__Work to do__:
Turn everything in the records from the line containing "delete-button[interactable]: Delete xyxy=(19,345,78,367)" down to the line containing "group-select[interactable]: Unassigned ▼", both included, into a JSON list of strings with one string per line and no blank lines.

────

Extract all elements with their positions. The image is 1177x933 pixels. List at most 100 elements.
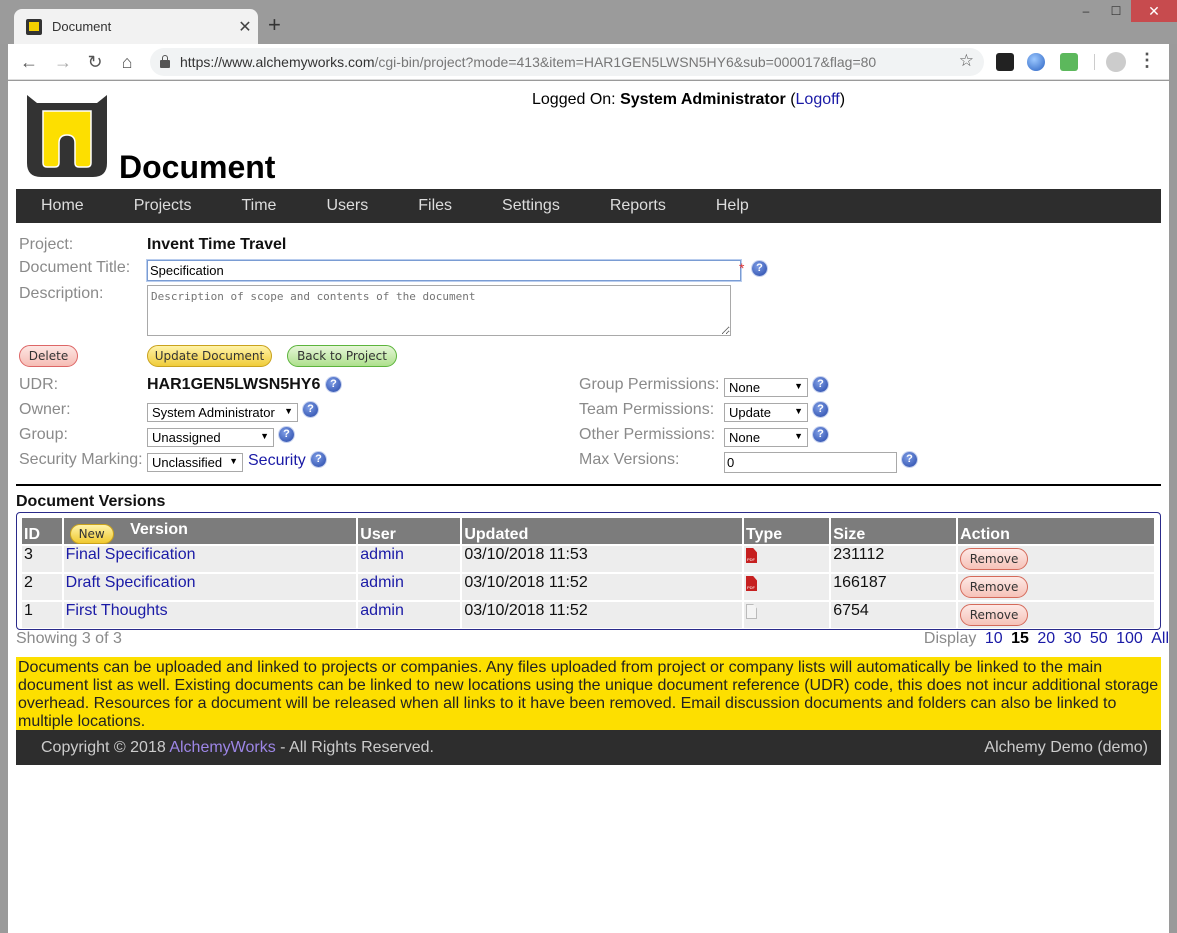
delete-button[interactable]: Delete xyxy=(19,345,78,367)
versions-table-container: ID New Version User Updated Type Size Ac… xyxy=(16,512,1161,630)
new-version-button[interactable]: New xyxy=(69,524,114,544)
nav-settings[interactable]: Settings xyxy=(477,189,585,223)
alchemyworks-link[interactable]: AlchemyWorks xyxy=(169,739,275,756)
page: Document Logged On: System Administrator… xyxy=(8,81,1169,933)
chevron-down-icon: ▼ xyxy=(794,431,803,441)
udr-label: UDR: xyxy=(19,376,59,393)
group-selected: Unassigned xyxy=(152,430,221,445)
help-icon[interactable]: ? xyxy=(813,377,828,392)
extension-shield-icon[interactable] xyxy=(1060,53,1078,71)
col-size[interactable]: Size xyxy=(831,518,957,544)
help-icon[interactable]: ? xyxy=(279,427,294,442)
version-link[interactable]: Draft Specification xyxy=(66,574,196,591)
section-divider xyxy=(16,484,1161,486)
update-document-button[interactable]: Update Document xyxy=(147,345,272,367)
user-link[interactable]: admin xyxy=(360,546,404,563)
copyright: Copyright © 2018 AlchemyWorks - All Righ… xyxy=(41,730,434,765)
cell-size: 166187 xyxy=(831,574,957,600)
minimize-button[interactable]: – xyxy=(1071,0,1101,22)
help-icon[interactable]: ? xyxy=(813,402,828,417)
remove-button[interactable]: Remove xyxy=(960,576,1029,598)
project-label: Project: xyxy=(19,236,74,253)
page-size-20[interactable]: 20 xyxy=(1037,630,1055,647)
group-select[interactable]: Unassigned ▼ xyxy=(147,428,274,447)
favicon-icon xyxy=(26,18,42,35)
col-id[interactable]: ID xyxy=(22,518,62,544)
other-permissions-selected: None xyxy=(729,430,761,445)
page-size-10[interactable]: 10 xyxy=(985,630,1003,647)
page-size-selector: Display 10 15 20 30 50 100 All xyxy=(924,630,1169,648)
page-size-all[interactable]: All xyxy=(1151,630,1169,647)
forward-button[interactable]: → xyxy=(50,49,76,75)
help-icon[interactable]: ? xyxy=(303,402,318,417)
browser-tabstrip: Document ✕ + – ☐ ✕ xyxy=(0,0,1177,44)
help-icon[interactable]: ? xyxy=(326,377,341,392)
extension-icon-1[interactable] xyxy=(996,53,1014,71)
reload-button[interactable]: ↻ xyxy=(82,49,108,75)
bookmark-star-icon[interactable]: ☆ xyxy=(959,51,974,71)
other-permissions-select[interactable]: None ▼ xyxy=(724,428,808,447)
required-mark: * xyxy=(739,260,745,276)
new-tab-button[interactable]: + xyxy=(268,12,281,38)
description-textarea[interactable] xyxy=(147,285,731,336)
browser-menu-icon[interactable]: ⋮ xyxy=(1138,50,1156,71)
address-bar[interactable]: https://www.alchemyworks.com/cgi-bin/pro… xyxy=(150,48,984,76)
security-marking-label: Security Marking: xyxy=(19,451,143,468)
home-button[interactable]: ⌂ xyxy=(114,49,140,75)
logoff-link[interactable]: Logoff xyxy=(796,91,840,108)
page-size-100[interactable]: 100 xyxy=(1116,630,1143,647)
user-link[interactable]: admin xyxy=(360,602,404,619)
group-permissions-label: Group Permissions: xyxy=(579,376,720,393)
nav-home[interactable]: Home xyxy=(16,189,109,223)
max-versions-input[interactable] xyxy=(724,452,897,473)
group-permissions-select[interactable]: None ▼ xyxy=(724,378,808,397)
help-icon[interactable]: ? xyxy=(813,427,828,442)
col-type[interactable]: Type xyxy=(744,518,830,544)
owner-select[interactable]: System Administrator ▼ xyxy=(147,403,298,422)
version-link[interactable]: Final Specification xyxy=(66,546,196,563)
team-permissions-select[interactable]: Update ▼ xyxy=(724,403,808,422)
tab-title: Document xyxy=(52,19,112,34)
help-icon[interactable]: ? xyxy=(902,452,917,467)
remove-button[interactable]: Remove xyxy=(960,604,1029,626)
maximize-button[interactable]: ☐ xyxy=(1101,0,1131,22)
page-size-30[interactable]: 30 xyxy=(1064,630,1082,647)
security-marking-select[interactable]: Unclassified ▼ xyxy=(147,453,243,472)
owner-label: Owner: xyxy=(19,401,71,418)
display-label: Display xyxy=(923,630,977,647)
back-to-project-button[interactable]: Back to Project xyxy=(287,345,397,367)
col-user[interactable]: User xyxy=(358,518,461,544)
nav-reports[interactable]: Reports xyxy=(585,189,691,223)
document-title-input[interactable] xyxy=(147,260,741,281)
browser-tab[interactable]: Document ✕ xyxy=(14,9,258,44)
chevron-down-icon: ▼ xyxy=(794,406,803,416)
nav-files[interactable]: Files xyxy=(393,189,477,223)
tab-close-icon[interactable]: ✕ xyxy=(232,17,258,37)
txt-file-icon xyxy=(746,604,757,619)
max-versions-label: Max Versions: xyxy=(579,451,680,468)
page-size-50[interactable]: 50 xyxy=(1090,630,1108,647)
version-link[interactable]: First Thoughts xyxy=(66,602,168,619)
user-link[interactable]: admin xyxy=(360,574,404,591)
main-nav: Home Projects Time Users Files Settings … xyxy=(16,189,1161,223)
extension-globe-icon[interactable] xyxy=(1027,53,1045,71)
col-version[interactable]: New Version xyxy=(63,518,357,544)
team-permissions-label: Team Permissions: xyxy=(579,401,715,418)
security-link[interactable]: Security xyxy=(248,452,306,470)
help-icon[interactable]: ? xyxy=(752,261,767,276)
nav-time[interactable]: Time xyxy=(216,189,301,223)
col-updated[interactable]: Updated xyxy=(462,518,742,544)
profile-avatar-icon[interactable] xyxy=(1106,52,1126,72)
nav-projects[interactable]: Projects xyxy=(109,189,217,223)
toolbar-separator xyxy=(1094,54,1095,70)
back-button[interactable]: ← xyxy=(16,49,42,75)
window-close-button[interactable]: ✕ xyxy=(1131,0,1177,22)
project-value: Invent Time Travel xyxy=(147,236,287,253)
table-row: 1 First Thoughts admin 03/10/2018 11:52 … xyxy=(22,602,1154,628)
help-icon[interactable]: ? xyxy=(311,452,326,467)
remove-button[interactable]: Remove xyxy=(960,548,1029,570)
versions-title: Document Versions xyxy=(16,493,166,510)
col-version-label: Version xyxy=(130,521,188,539)
nav-users[interactable]: Users xyxy=(301,189,393,223)
nav-help[interactable]: Help xyxy=(691,189,774,223)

────

__Answer to the task__:
[
  "delete-button[interactable]: Delete xyxy=(19,345,78,367)",
  "versions-table-container: ID New Version User Updated Type Size Ac… xyxy=(16,512,1161,630)",
  "new-version-button[interactable]: New xyxy=(69,524,114,544)",
  "nav-settings[interactable]: Settings xyxy=(477,189,585,223)",
  "alchemyworks-link[interactable]: AlchemyWorks xyxy=(169,739,275,756)",
  "page: Document Logged On: System Administrator… xyxy=(8,81,1169,933)",
  "chevron-down-icon: ▼ xyxy=(794,431,803,441)",
  "udr-label: UDR: xyxy=(19,376,59,393)",
  "group-selected: Unassigned xyxy=(152,430,221,445)",
  "help-icon[interactable]: ? xyxy=(813,377,828,392)",
  "extension-shield-icon[interactable] xyxy=(1060,53,1078,71)",
  "col-size[interactable]: Size xyxy=(831,518,957,544)",
  "help-icon[interactable]: ? xyxy=(279,427,294,442)",
  "version-link[interactable]: Draft Specification xyxy=(66,574,196,591)",
  "section-divider xyxy=(16,484,1161,486)",
  "update-document-button[interactable]: Update Document xyxy=(147,345,272,367)",
  "user-link[interactable]: admin xyxy=(360,546,404,563)",
  "copyright: Copyright © 2018 AlchemyWorks - All Righ… xyxy=(41,730,434,765)",
  "cell-size: 166187 xyxy=(831,574,957,600)",
  "minimize-button[interactable]: – xyxy=(1071,0,1101,22)",
  "help-icon[interactable]: ? xyxy=(813,402,828,417)",
  "remove-button[interactable]: Remove xyxy=(960,576,1029,598)",
  "project-label: Project: xyxy=(19,236,74,253)",
  "page-size-20[interactable]: 20 xyxy=(1037,630,1055,647)",
  "group-select[interactable]: Unassigned ▼ xyxy=(147,428,274,447)"
]